**STATED GOAL**
Scan the data below for the string "格列美脲". Show every line where it turns up.

○ ○ ○ ○ ○

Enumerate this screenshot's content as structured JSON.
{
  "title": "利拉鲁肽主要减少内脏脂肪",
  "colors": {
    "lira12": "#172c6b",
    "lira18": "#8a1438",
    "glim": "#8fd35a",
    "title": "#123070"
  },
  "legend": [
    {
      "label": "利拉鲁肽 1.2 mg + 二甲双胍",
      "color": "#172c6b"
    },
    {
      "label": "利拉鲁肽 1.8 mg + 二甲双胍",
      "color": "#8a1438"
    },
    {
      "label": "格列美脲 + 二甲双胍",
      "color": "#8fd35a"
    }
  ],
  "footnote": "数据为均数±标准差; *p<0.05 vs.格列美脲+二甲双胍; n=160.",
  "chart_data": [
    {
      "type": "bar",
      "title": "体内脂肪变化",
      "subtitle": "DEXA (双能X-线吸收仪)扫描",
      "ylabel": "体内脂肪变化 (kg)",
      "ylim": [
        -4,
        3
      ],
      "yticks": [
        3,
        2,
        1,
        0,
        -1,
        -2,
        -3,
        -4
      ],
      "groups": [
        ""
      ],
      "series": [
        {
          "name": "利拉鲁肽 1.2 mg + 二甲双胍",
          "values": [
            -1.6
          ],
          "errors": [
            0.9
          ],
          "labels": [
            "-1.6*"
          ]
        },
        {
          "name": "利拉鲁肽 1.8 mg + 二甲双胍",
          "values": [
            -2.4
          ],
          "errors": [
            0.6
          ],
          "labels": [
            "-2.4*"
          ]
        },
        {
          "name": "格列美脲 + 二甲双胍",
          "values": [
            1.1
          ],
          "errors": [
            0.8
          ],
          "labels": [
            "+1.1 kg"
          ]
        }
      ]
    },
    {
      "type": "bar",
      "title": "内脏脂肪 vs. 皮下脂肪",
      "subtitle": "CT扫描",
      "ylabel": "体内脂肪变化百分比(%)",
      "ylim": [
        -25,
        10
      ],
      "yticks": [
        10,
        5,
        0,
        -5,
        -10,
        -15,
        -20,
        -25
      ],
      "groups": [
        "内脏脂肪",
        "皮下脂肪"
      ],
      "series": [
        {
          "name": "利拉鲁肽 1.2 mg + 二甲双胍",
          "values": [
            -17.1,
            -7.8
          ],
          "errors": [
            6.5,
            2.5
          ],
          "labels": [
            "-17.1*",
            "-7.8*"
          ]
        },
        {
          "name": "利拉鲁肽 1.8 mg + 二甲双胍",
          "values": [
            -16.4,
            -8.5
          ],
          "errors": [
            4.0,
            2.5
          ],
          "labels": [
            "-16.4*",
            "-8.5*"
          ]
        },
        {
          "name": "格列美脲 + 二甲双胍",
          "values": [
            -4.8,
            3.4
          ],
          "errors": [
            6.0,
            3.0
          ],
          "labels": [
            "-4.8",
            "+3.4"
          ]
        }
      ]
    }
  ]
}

○ ○ ○ ○ ○

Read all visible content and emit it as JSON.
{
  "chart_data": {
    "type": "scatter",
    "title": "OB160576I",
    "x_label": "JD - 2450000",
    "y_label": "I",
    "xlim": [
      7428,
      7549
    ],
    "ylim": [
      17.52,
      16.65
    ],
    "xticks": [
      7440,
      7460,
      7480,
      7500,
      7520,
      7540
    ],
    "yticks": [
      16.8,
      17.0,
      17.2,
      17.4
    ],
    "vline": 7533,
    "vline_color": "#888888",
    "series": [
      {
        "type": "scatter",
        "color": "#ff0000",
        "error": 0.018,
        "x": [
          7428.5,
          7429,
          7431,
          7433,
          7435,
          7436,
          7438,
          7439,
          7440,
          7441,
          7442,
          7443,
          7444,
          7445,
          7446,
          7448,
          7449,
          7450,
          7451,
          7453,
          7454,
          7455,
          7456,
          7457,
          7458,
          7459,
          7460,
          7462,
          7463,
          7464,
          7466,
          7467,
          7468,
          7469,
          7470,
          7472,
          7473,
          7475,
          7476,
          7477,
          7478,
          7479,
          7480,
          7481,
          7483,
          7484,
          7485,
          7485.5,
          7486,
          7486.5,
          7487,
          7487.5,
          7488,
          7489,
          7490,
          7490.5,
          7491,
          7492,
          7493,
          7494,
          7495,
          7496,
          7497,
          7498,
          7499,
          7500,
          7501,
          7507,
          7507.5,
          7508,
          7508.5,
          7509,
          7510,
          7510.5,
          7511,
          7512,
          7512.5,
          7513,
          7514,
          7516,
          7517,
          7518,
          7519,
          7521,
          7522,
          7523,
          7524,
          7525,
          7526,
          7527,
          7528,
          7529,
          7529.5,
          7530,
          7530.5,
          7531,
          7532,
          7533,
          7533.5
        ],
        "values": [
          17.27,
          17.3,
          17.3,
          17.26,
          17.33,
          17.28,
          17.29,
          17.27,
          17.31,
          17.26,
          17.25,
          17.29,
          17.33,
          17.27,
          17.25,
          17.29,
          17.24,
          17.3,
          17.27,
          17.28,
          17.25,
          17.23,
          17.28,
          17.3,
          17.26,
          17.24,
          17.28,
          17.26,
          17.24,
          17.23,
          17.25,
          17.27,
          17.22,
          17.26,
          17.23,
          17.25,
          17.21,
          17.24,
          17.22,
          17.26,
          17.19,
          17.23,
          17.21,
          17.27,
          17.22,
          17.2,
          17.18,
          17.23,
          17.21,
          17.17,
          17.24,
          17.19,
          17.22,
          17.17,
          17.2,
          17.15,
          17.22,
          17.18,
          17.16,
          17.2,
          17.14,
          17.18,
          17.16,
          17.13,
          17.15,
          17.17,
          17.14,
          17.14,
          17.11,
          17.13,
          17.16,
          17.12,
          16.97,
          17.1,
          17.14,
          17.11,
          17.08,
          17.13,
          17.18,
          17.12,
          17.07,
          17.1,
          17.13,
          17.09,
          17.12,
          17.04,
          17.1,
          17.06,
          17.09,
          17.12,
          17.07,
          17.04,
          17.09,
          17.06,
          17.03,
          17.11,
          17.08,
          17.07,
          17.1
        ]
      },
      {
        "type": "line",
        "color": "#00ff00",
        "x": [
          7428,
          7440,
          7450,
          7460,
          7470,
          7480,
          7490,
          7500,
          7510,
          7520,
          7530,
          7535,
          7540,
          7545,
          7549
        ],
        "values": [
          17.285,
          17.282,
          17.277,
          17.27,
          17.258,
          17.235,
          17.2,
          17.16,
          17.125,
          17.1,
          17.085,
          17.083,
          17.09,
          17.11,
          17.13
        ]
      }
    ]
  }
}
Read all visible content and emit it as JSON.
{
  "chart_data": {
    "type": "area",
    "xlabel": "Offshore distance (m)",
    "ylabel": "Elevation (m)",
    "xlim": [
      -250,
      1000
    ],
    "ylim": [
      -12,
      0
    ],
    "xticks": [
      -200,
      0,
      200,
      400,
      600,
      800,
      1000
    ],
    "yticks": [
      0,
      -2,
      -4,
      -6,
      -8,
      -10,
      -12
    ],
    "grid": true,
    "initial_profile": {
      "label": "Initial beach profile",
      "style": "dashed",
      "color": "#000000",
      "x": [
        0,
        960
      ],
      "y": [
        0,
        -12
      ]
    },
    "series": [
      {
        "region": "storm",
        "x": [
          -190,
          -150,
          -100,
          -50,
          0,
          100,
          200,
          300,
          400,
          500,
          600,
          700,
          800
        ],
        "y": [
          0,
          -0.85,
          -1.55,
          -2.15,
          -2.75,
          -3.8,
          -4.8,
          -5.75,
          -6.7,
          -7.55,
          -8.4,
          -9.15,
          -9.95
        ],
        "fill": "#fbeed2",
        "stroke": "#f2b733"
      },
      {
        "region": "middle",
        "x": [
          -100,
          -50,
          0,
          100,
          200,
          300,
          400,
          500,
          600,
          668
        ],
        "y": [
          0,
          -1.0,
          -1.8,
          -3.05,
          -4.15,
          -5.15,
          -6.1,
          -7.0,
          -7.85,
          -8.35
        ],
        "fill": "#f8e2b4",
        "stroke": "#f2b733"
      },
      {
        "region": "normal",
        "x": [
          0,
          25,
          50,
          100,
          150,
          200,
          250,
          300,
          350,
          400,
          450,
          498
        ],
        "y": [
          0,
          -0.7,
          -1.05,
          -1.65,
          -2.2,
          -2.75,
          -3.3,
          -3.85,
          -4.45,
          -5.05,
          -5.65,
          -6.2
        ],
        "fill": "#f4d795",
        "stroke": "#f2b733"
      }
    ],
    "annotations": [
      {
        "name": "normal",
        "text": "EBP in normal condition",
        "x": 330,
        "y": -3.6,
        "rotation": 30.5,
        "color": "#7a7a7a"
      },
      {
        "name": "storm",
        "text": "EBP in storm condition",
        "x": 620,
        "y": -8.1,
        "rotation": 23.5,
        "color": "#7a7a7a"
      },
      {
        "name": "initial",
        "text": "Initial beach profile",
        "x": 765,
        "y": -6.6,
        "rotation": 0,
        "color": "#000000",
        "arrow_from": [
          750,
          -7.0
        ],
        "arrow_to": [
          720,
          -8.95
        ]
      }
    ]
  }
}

○ ○ ○ ○ ○

**IN RESPONSE**
      "label": "格列美脲 + 二甲双胍",
  "footnote": "数据为均数±标准差; *p<0.05 vs.格列美脲+二甲双胍; n=160.",
          "name": "格列美脲 + 二甲双胍",
          "name": "格列美脲 + 二甲双胍",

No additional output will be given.